─── Supplied material ───

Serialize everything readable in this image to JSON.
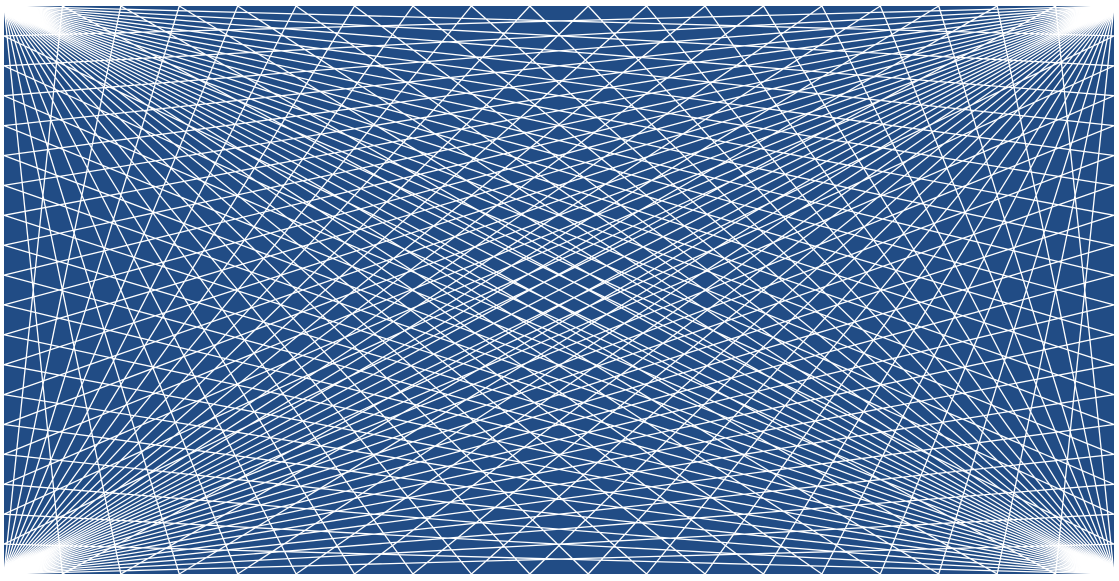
{
  "artwork": {
    "style": "string-art envelope of straight lines joining corners to points on opposite edges",
    "background_color": "#214c85",
    "frame_color": "#ffffff",
    "line_color": "#ffffff",
    "fans_per_corner": 2,
    "lines_per_fan": 18
  }
}
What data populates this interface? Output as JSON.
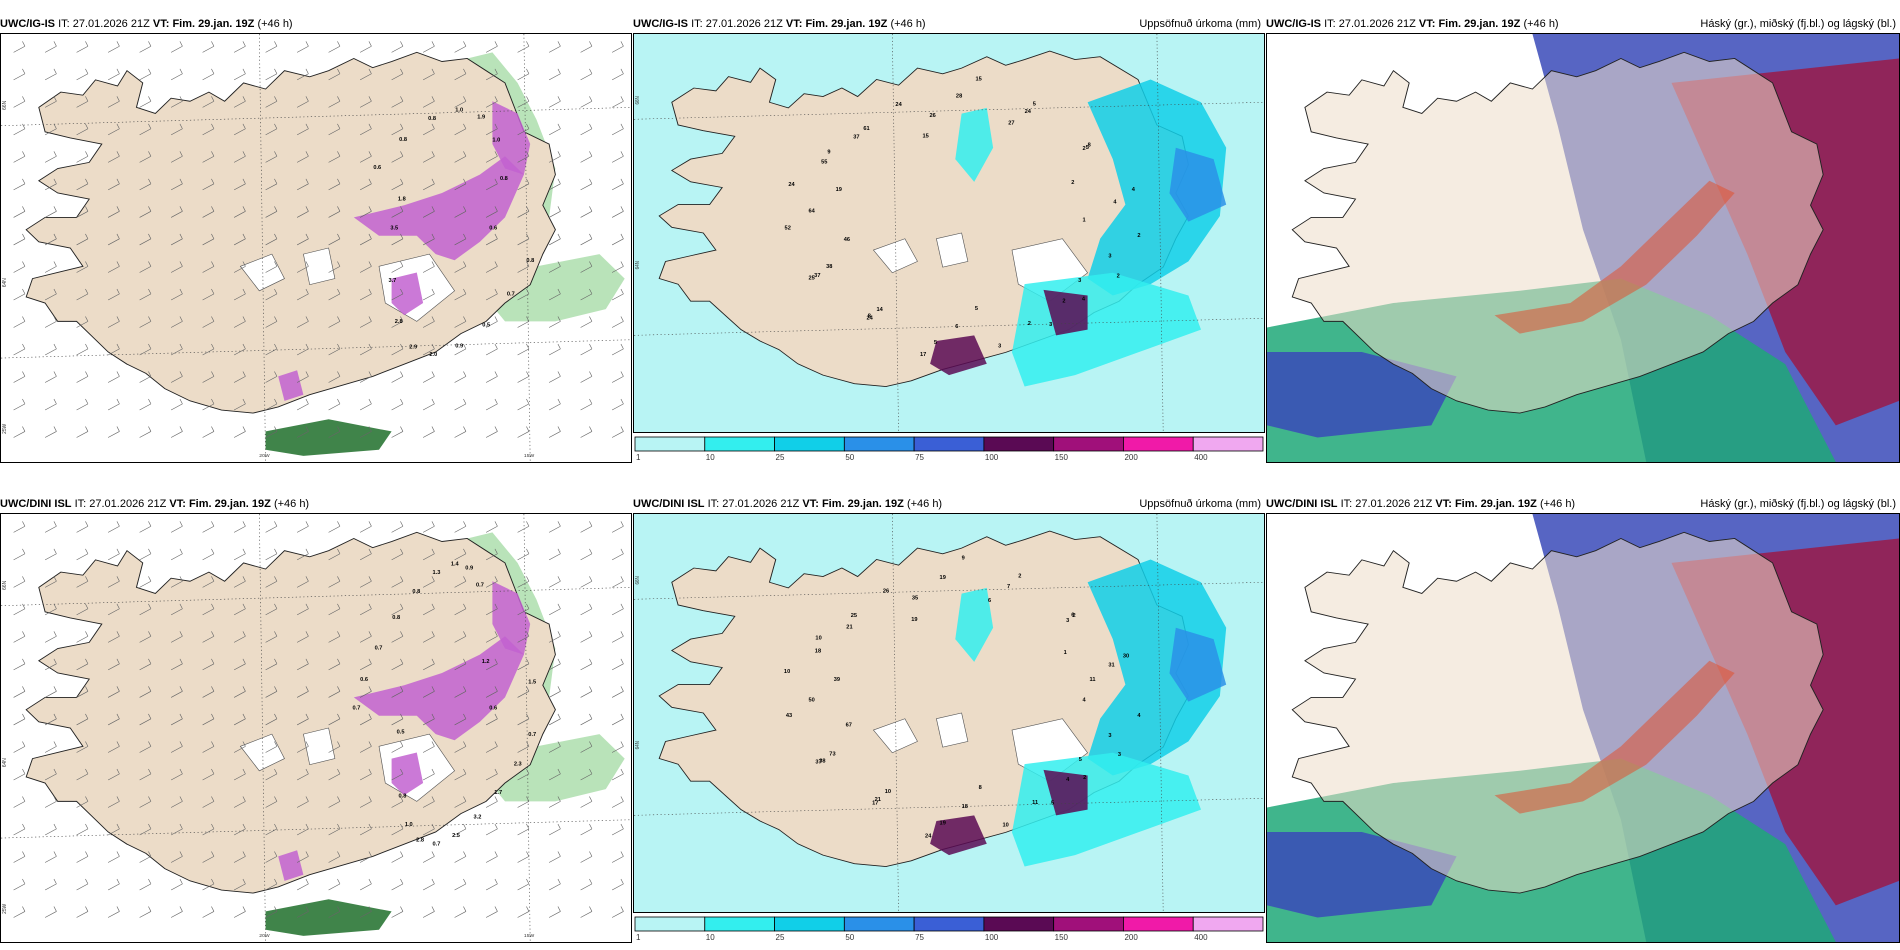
{
  "panels": [
    {
      "model": "UWC/IG-IS",
      "it_label": "IT:",
      "it": "27.01.2026 21Z",
      "vt_label": "VT:",
      "vt": "Fim. 29.jan. 19Z",
      "lead": "(+46 h)",
      "field": "",
      "type": "precip-rate",
      "labels": [
        "0.6",
        "0.8",
        "0.7",
        "0.5",
        "0.9",
        "2.0",
        "2.9",
        "2.8",
        "3.7",
        "3.5",
        "1.8",
        "0.6",
        "0.8",
        "0.8",
        "1.0",
        "1.9",
        "1.0",
        "0.8"
      ],
      "axes": {
        "lat": [
          "66N",
          "64N",
          "25W"
        ],
        "lon": [
          "20W",
          "15W"
        ]
      }
    },
    {
      "model": "UWC/IG-IS",
      "it_label": "IT:",
      "it": "27.01.2026 21Z",
      "vt_label": "VT:",
      "vt": "Fim. 29.jan. 19Z",
      "lead": "(+46 h)",
      "field": "Uppsöfnuð úrkoma (mm)",
      "type": "accum",
      "labels": [
        "1",
        "2",
        "3",
        "3",
        "2",
        "4",
        "3",
        "2",
        "2",
        "3",
        "5",
        "6",
        "5",
        "17",
        "14",
        "8",
        "24",
        "25",
        "37",
        "38",
        "46",
        "52",
        "64",
        "19",
        "24",
        "55",
        "37",
        "9",
        "61",
        "24",
        "15",
        "26",
        "28",
        "15",
        "27",
        "24",
        "5",
        "5",
        "8",
        "2",
        "2",
        "4",
        "4"
      ],
      "axes": {
        "lat": [
          "66N",
          "64N"
        ],
        "lon": []
      }
    },
    {
      "model": "UWC/IG-IS",
      "it_label": "IT:",
      "it": "27.01.2026 21Z",
      "vt_label": "VT:",
      "vt": "Fim. 29.jan. 19Z",
      "lead": "(+46 h)",
      "field": "Háský (gr.), miðský (fj.bl.) og lágský (bl.)",
      "type": "cloud",
      "labels": [],
      "axes": {
        "lat": [],
        "lon": []
      }
    },
    {
      "model": "UWC/DINI ISL",
      "it_label": "IT:",
      "it": "27.01.2026 21Z",
      "vt_label": "VT:",
      "vt": "Fim. 29.jan. 19Z",
      "lead": "(+46 h)",
      "field": "",
      "type": "precip-rate",
      "labels": [
        "0.6",
        "0.7",
        "2.3",
        "1.7",
        "3.2",
        "2.5",
        "0.7",
        "2.8",
        "1.0",
        "0.8",
        "0.5",
        "0.7",
        "0.6",
        "0.7",
        "0.8",
        "0.8",
        "1.3",
        "1.4",
        "0.9",
        "0.7",
        "1.2",
        "1.5"
      ],
      "axes": {
        "lat": [
          "66N",
          "64N",
          "25W"
        ],
        "lon": [
          "20W",
          "15W"
        ]
      }
    },
    {
      "model": "UWC/DINI ISL",
      "it_label": "IT:",
      "it": "27.01.2026 21Z",
      "vt_label": "VT:",
      "vt": "Fim. 29.jan. 19Z",
      "lead": "(+46 h)",
      "field": "Uppsöfnuð úrkoma (mm)",
      "type": "accum",
      "labels": [
        "4",
        "4",
        "3",
        "5",
        "3",
        "2",
        "5",
        "4",
        "11",
        "10",
        "8",
        "18",
        "19",
        "24",
        "10",
        "21",
        "17",
        "37",
        "38",
        "73",
        "67",
        "43",
        "50",
        "39",
        "10",
        "18",
        "21",
        "10",
        "25",
        "26",
        "19",
        "35",
        "19",
        "9",
        "6",
        "7",
        "2",
        "3",
        "2",
        "6",
        "1",
        "30",
        "31",
        "11"
      ],
      "axes": {
        "lat": [
          "66N",
          "64N"
        ],
        "lon": []
      }
    },
    {
      "model": "UWC/DINI ISL",
      "it_label": "IT:",
      "it": "27.01.2026 21Z",
      "vt_label": "VT:",
      "vt": "Fim. 29.jan. 19Z",
      "lead": "(+46 h)",
      "field": "Háský (gr.), miðský (fj.bl.) og lágský (bl.)",
      "type": "cloud",
      "labels": [],
      "axes": {
        "lat": [],
        "lon": []
      }
    }
  ],
  "precip_legend": {
    "ticks": [
      "1",
      "10",
      "25",
      "50",
      "75",
      "100",
      "150",
      "200",
      "400"
    ],
    "colors": [
      "#b8f4f4",
      "#33eeee",
      "#11cfe8",
      "#2a90e8",
      "#3a5fd6",
      "#5a0a54",
      "#a0107a",
      "#f01aa8",
      "#f0a8f0"
    ]
  },
  "colors": {
    "land": "#ecdcc8",
    "sea_precip": "#ffffff",
    "sea_accum": "#b8f4f4",
    "magenta": "#c262d0",
    "green": "#a8dca8",
    "dkgreen": "#1e6e2a",
    "cloud_high": "#9a1a48",
    "cloud_mid": "#3a4ab8",
    "cloud_low": "#1ea878"
  }
}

───

▸ **Instruction**
State how many lines in the records above contain the word "ffffff", giving only the number.

▸ **Answer to this exercise**
3